• Dataset excerpts:
______________________________

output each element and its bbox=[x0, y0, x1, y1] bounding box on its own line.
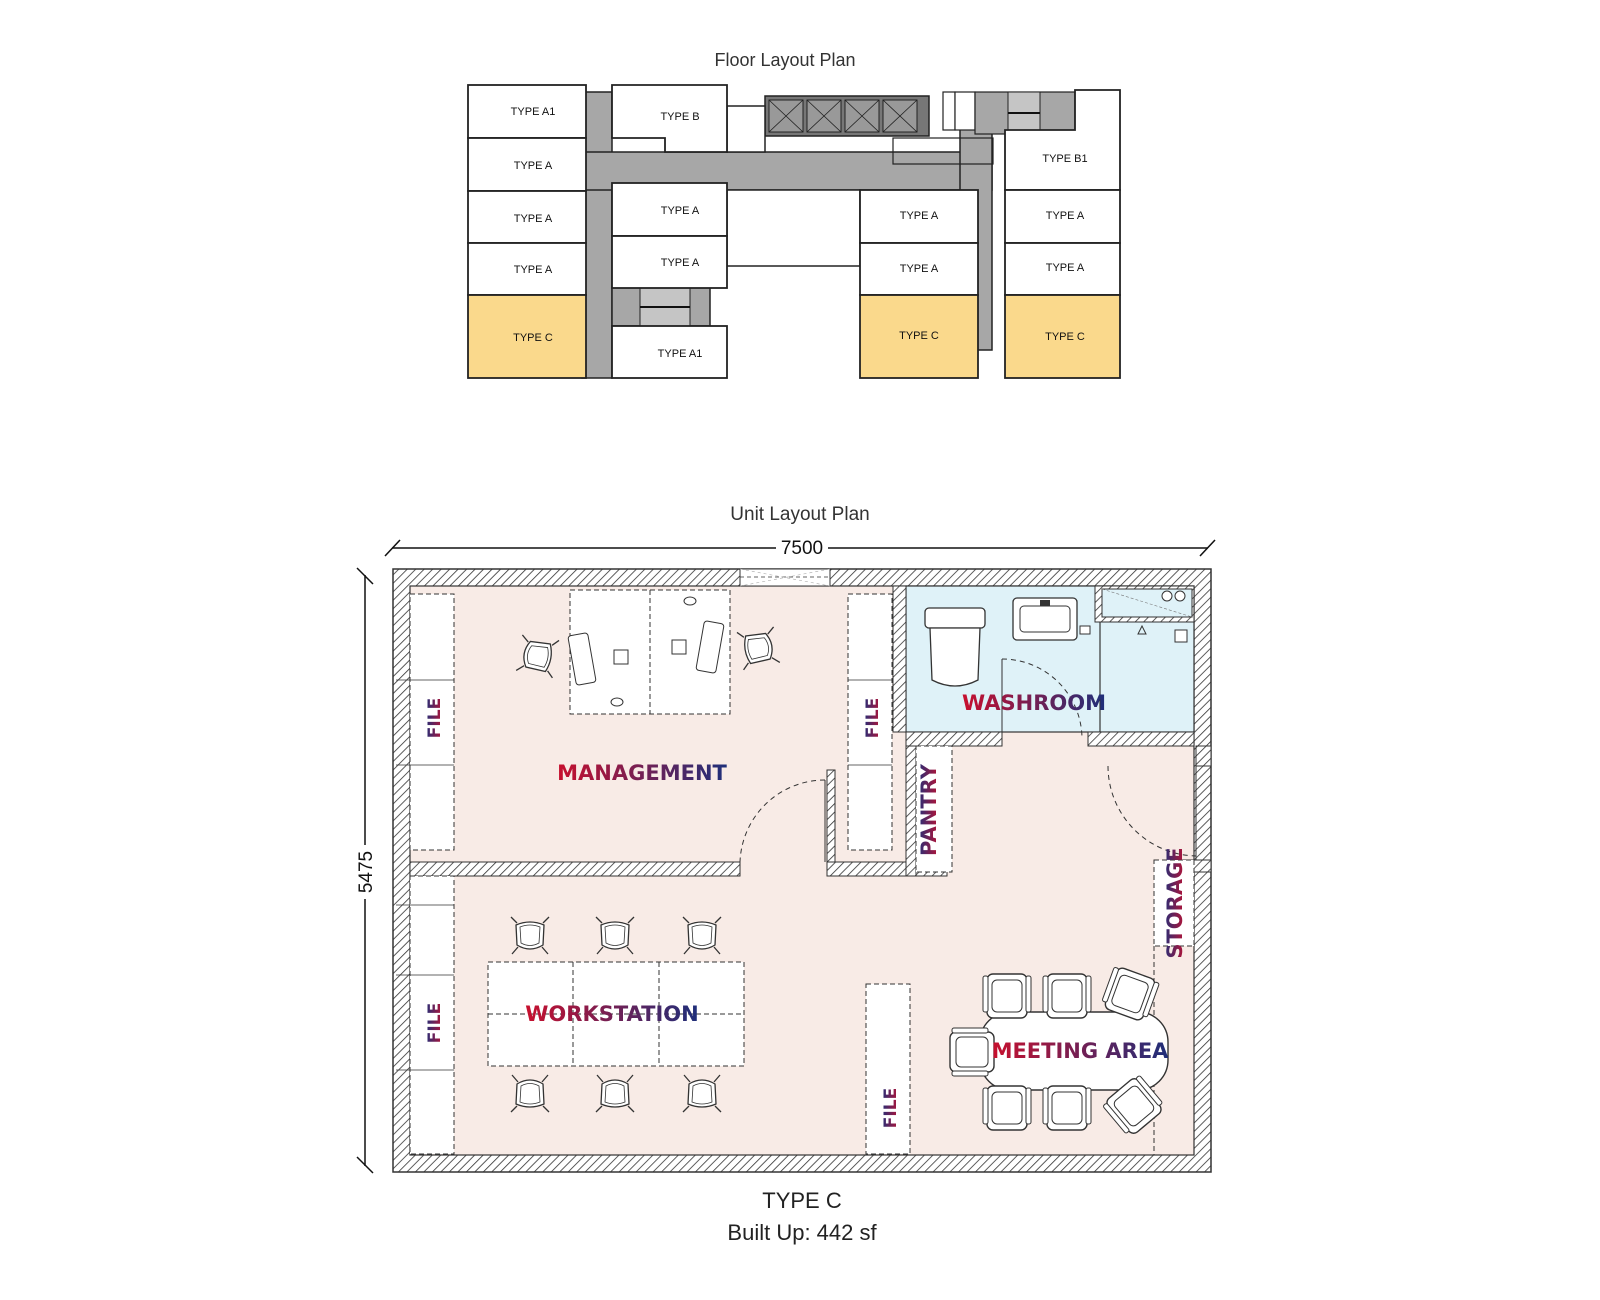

______________________________

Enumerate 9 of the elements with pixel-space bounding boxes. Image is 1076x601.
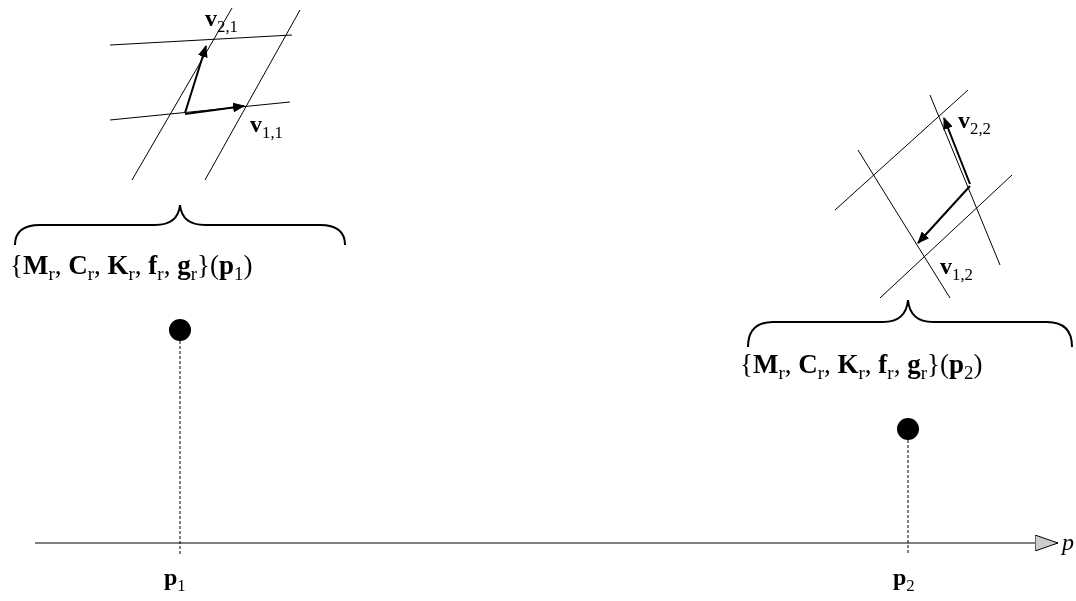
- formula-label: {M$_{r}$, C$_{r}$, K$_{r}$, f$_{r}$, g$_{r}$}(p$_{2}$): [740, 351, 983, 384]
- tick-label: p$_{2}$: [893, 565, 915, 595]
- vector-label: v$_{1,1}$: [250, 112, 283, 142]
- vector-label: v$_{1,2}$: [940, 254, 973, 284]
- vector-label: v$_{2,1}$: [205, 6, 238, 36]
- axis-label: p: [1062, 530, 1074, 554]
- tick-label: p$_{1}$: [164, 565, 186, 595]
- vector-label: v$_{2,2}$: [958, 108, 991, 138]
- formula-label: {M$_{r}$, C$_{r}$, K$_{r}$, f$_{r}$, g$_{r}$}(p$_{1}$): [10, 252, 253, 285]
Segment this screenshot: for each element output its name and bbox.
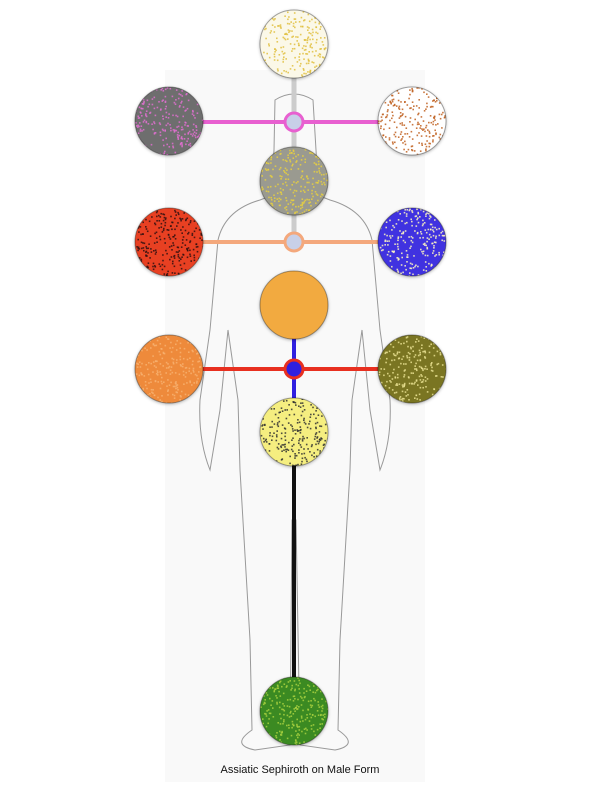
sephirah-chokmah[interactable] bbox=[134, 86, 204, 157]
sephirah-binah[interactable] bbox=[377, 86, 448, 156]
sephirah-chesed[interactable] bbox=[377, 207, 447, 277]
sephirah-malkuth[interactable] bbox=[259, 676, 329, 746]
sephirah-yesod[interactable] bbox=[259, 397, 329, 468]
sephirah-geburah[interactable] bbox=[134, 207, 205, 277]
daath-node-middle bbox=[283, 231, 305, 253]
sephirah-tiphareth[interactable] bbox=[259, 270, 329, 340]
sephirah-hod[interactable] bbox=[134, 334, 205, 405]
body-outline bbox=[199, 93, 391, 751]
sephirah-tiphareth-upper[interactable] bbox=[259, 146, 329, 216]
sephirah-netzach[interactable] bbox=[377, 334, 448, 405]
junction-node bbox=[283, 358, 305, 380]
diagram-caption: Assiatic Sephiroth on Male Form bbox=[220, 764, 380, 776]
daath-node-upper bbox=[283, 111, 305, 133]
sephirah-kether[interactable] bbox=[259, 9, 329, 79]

______________________________

• What to work on:
Rewrite the data lines, starting at the line that has "Enumerate 9 of" and stopping after the line that has "108, 991, 138]", with "vector-label" replaced by "arrow-label" and nothing else changed. Leave the pictures out.

• Correct result:
Enumerate 9 of the elements with pixel-space bounding boxes. Image is 1076x601.
- formula-label: {M$_{r}$, C$_{r}$, K$_{r}$, f$_{r}$, g$_{r}$}(p$_{2}$): [740, 351, 983, 384]
- tick-label: p$_{2}$: [893, 565, 915, 595]
- arrow-label: v$_{1,1}$: [250, 112, 283, 142]
- arrow-label: v$_{1,2}$: [940, 254, 973, 284]
- arrow-label: v$_{2,1}$: [205, 6, 238, 36]
- axis-label: p: [1062, 530, 1074, 554]
- tick-label: p$_{1}$: [164, 565, 186, 595]
- arrow-label: v$_{2,2}$: [958, 108, 991, 138]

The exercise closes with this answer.